- [Exercise task] Lines that include the word "ylabel" are the ones to copy.

____ Source data

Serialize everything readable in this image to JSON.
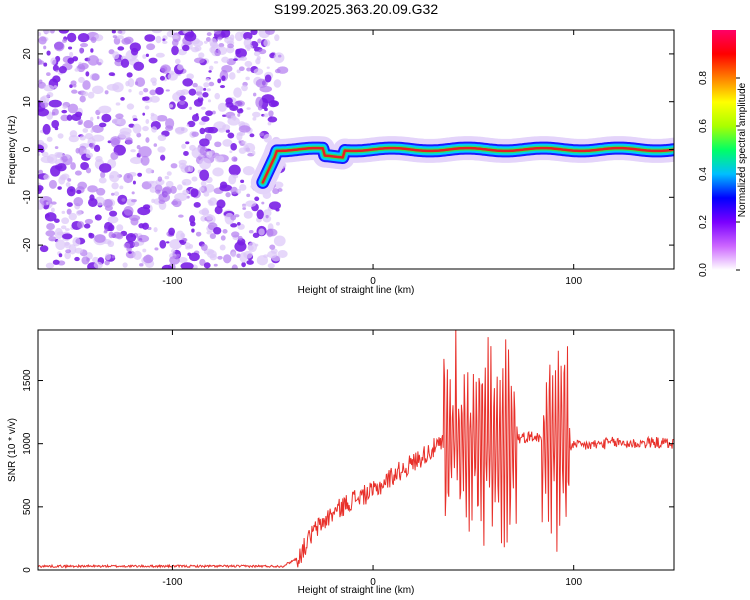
{
  "title": "S199.2025.363.20.09.G32",
  "colors": {
    "snr_line": "#e8302a",
    "track_core": "#e82020",
    "noise": "#7a2be0"
  },
  "chart_data": [
    {
      "type": "heatmap",
      "name": "spectrogram",
      "xlabel": "Height of straight line (km)",
      "ylabel": "Frequency (Hz)",
      "xlim": [
        -167,
        150
      ],
      "ylim": [
        -25,
        25
      ],
      "xticks": [
        -100,
        0,
        100
      ],
      "yticks": [
        -20,
        -10,
        0,
        10,
        20
      ],
      "noise_region_x": [
        -167,
        -48
      ],
      "signal_region_x": [
        -48,
        150
      ],
      "signal_frequency_hz": 0
    },
    {
      "type": "colorbar",
      "name": "colorbar",
      "label": "Normalized spectral amplitude",
      "range": [
        0,
        1
      ],
      "ticks": [
        "0.0",
        "0.2",
        "0.4",
        "0.6",
        "0.8"
      ],
      "stops": [
        "#ffffff",
        "#cc66ff",
        "#7a00ff",
        "#0000ff",
        "#00bfff",
        "#00ff66",
        "#aaff00",
        "#ffff00",
        "#ff8000",
        "#ff0000",
        "#ff0066"
      ]
    },
    {
      "type": "line",
      "name": "snr",
      "xlabel": "Height of straight line (km)",
      "ylabel": "SNR (10 * v/v)",
      "xlim": [
        -167,
        150
      ],
      "ylim": [
        0,
        1900
      ],
      "xticks": [
        -100,
        0,
        100
      ],
      "yticks": [
        0,
        500,
        1000,
        1500
      ],
      "series": [
        {
          "name": "SNR",
          "x": [
            -167,
            -120,
            -80,
            -45,
            -37,
            -30,
            -20,
            -10,
            0,
            10,
            20,
            30,
            35,
            40,
            50,
            60,
            70,
            80,
            90,
            100,
            110,
            120,
            130,
            140,
            150
          ],
          "values": [
            30,
            30,
            30,
            30,
            100,
            300,
            450,
            560,
            620,
            750,
            850,
            960,
            1000,
            1060,
            1040,
            980,
            1040,
            1060,
            1000,
            980,
            990,
            1010,
            1000,
            1010,
            1000
          ]
        }
      ]
    }
  ]
}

________

- [Output of the task]
      "ylabel": "Frequency (Hz)",
      "ylabel": "SNR (10 * v/v)",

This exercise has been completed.